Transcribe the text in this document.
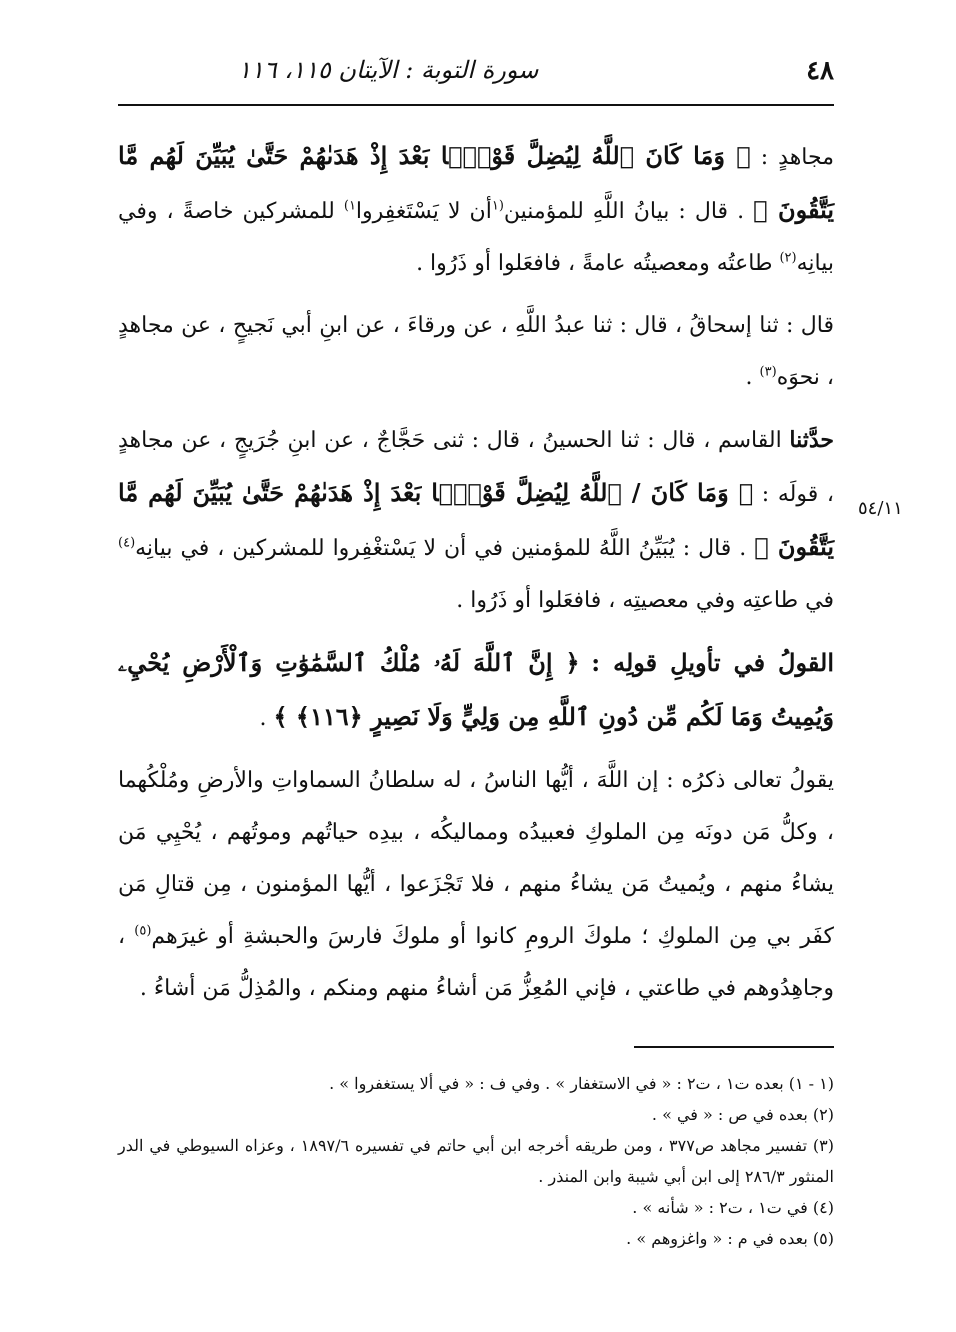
٤٨
سورة التوبة : الآيتان ١١٥، ١١٦
٥٤/١١

مجاهدٍ : ﴿ وَمَا كَانَ ٱللَّهُ لِيُضِلَّ قَوْمًۢا بَعْدَ إِذْ هَدَىٰهُمْ حَتَّىٰ يُبَيِّنَ لَهُم مَّا يَتَّقُونَ ﴾ . قال : بيانُ اللَّهِ للمؤمنين$^{(١}$أن لا يَسْتَغفِروا$^{١)}$ للمشركين خاصةً ، وفي بيانِه$^{(٢)}$ طاعتُه ومعصيتُه عامةً ، فافعَلوا أو ذَرُوا .

قال : ثنا إسحاقُ ، قال : ثنا عبدُ اللَّهِ ، عن ورقاءَ ، عن ابنِ أبي نَجيحٍ ، عن مجاهدٍ ، نحوَه$^{(٣)}$ .

حدَّثنا القاسم ، قال : ثنا الحسينُ ، قال : ثنى حَجَّاجٌ ، عن ابنِ جُرَيجٍ ، عن مجاهدٍ ، قولَه : ﴿ وَمَا كَانَ / ٱللَّهُ لِيُضِلَّ قَوْمًۢا بَعْدَ إِذْ هَدَىٰهُمْ حَتَّىٰ يُبَيِّنَ لَهُم مَّا يَتَّقُونَ ﴾ . قال : يُبَيِّنُ اللَّهُ للمؤمنين في أن لا يَسْتغْفِروا للمشركين ، في بيانِه$^{(٤)}$ في طاعتِه وفي معصيتِه ، فافعَلوا أو ذَرُوا .

القولُ في تأويلِ قولِه : ﴿ إِنَّ ٱللَّهَ لَهُۥ مُلْكُ ٱلسَّمَٰوَٰتِ وَٱلْأَرْضِ يُحْيِۦ وَيُمِيتُ وَمَا لَكُم مِّن دُونِ ٱللَّهِ مِن وَلِيٍّ وَلَا نَصِيرٍ ﴿١١٦﴾ ﴾ .

يقولُ تعالى ذكرُه : إن اللَّهَ ، أيُّها الناسُ ، له سلطانُ السماواتِ والأرضِ ومُلْكُهما ، وكلُّ مَن دونَه مِن الملوكِ فعبيدُه ومماليكُه ، بيدِه حياتُهم وموتُهم ، يُحْيِي مَن يشاءُ منهم ، ويُميتُ مَن يشاءُ منهم ، فلا تَجْزَعوا ، أيُّها المؤمنون ، مِن قتالِ مَن كفَر بي مِن الملوكِ ؛ ملوكَ الرومِ كانوا أو ملوكَ فارسَ والحبشةِ أو غيرَهم$^{(٥)}$ ، وجاهِدُوهم في طاعتي ، فإني المُعِزُّ مَن أشاءُ منهم ومنكم ، والمُذِلُّ مَن أشاءُ .

(١ - ١) بعده ت١ ، ت٢ : « في الاستغفار » . وفي ف : « في ألا يستغفروا » .

(٢) بعده في ص : « في » .

(٣) تفسير مجاهد ص٣٧٧ ، ومن طريقه أخرجه ابن أبي حاتم في تفسيره ١٨٩٧/٦ ، وعزاه السيوطي في الدر المنثور ٢٨٦/٣ إلى ابن أبي شيبة وابن المنذر .

(٤) في ت١ ، ت٢ : « شأنه » .

(٥) بعده في م : « واغزوهم » .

——

[Given exercise]
Transcribe the full listing above exactly as it stands, minus the pictures.

[Complete response]
Transcribe the text in this document.
٤٨
سورة التوبة : الآيتان ١١٥، ١١٦
٥٤/١١

مجاهدٍ : ﴿ وَمَا كَانَ ٱللَّهُ لِيُضِلَّ قَوْمًۢا بَعْدَ إِذْ هَدَىٰهُمْ حَتَّىٰ يُبَيِّنَ لَهُم مَّا يَتَّقُونَ ﴾ . قال : بيانُ اللَّهِ للمؤمنين$^{(١}$أن لا يَسْتَغفِروا$^{١)}$ للمشركين خاصةً ، وفي بيانِه$^{(٢)}$ طاعتُه ومعصيتُه عامةً ، فافعَلوا أو ذَرُوا .

قال : ثنا إسحاقُ ، قال : ثنا عبدُ اللَّهِ ، عن ورقاءَ ، عن ابنِ أبي نَجيحٍ ، عن مجاهدٍ ، نحوَه$^{(٣)}$ .

حدَّثنا القاسم ، قال : ثنا الحسينُ ، قال : ثنى حَجَّاجٌ ، عن ابنِ جُرَيجٍ ، عن مجاهدٍ ، قولَه : ﴿ وَمَا كَانَ / ٱللَّهُ لِيُضِلَّ قَوْمًۢا بَعْدَ إِذْ هَدَىٰهُمْ حَتَّىٰ يُبَيِّنَ لَهُم مَّا يَتَّقُونَ ﴾ . قال : يُبَيِّنُ اللَّهُ للمؤمنين في أن لا يَسْتغْفِروا للمشركين ، في بيانِه$^{(٤)}$ في طاعتِه وفي معصيتِه ، فافعَلوا أو ذَرُوا .

القولُ في تأويلِ قولِه : ﴿ إِنَّ ٱللَّهَ لَهُۥ مُلْكُ ٱلسَّمَٰوَٰتِ وَٱلْأَرْضِ يُحْيِۦ وَيُمِيتُ وَمَا لَكُم مِّن دُونِ ٱللَّهِ مِن وَلِيٍّ وَلَا نَصِيرٍ ﴿١١٦﴾ ﴾ .

يقولُ تعالى ذكرُه : إن اللَّهَ ، أيُّها الناسُ ، له سلطانُ السماواتِ والأرضِ ومُلْكُهما ، وكلُّ مَن دونَه مِن الملوكِ فعبيدُه ومماليكُه ، بيدِه حياتُهم وموتُهم ، يُحْيِي مَن يشاءُ منهم ، ويُميتُ مَن يشاءُ منهم ، فلا تَجْزَعوا ، أيُّها المؤمنون ، مِن قتالِ مَن كفَر بي مِن الملوكِ ؛ ملوكَ الرومِ كانوا أو ملوكَ فارسَ والحبشةِ أو غيرَهم$^{(٥)}$ ، وجاهِدُوهم في طاعتي ، فإني المُعِزُّ مَن أشاءُ منهم ومنكم ، والمُذِلُّ مَن أشاءُ .

(١ - ١) بعده ت١ ، ت٢ : « في الاستغفار » . وفي ف : « في ألا يستغفروا » .

(٢) بعده في ص : « في » .

(٣) تفسير مجاهد ص٣٧٧ ، ومن طريقه أخرجه ابن أبي حاتم في تفسيره ١٨٩٧/٦ ، وعزاه السيوطي في الدر المنثور ٢٨٦/٣ إلى ابن أبي شيبة وابن المنذر .

(٤) في ت١ ، ت٢ : « شأنه » .

(٥) بعده في م : « واغزوهم » .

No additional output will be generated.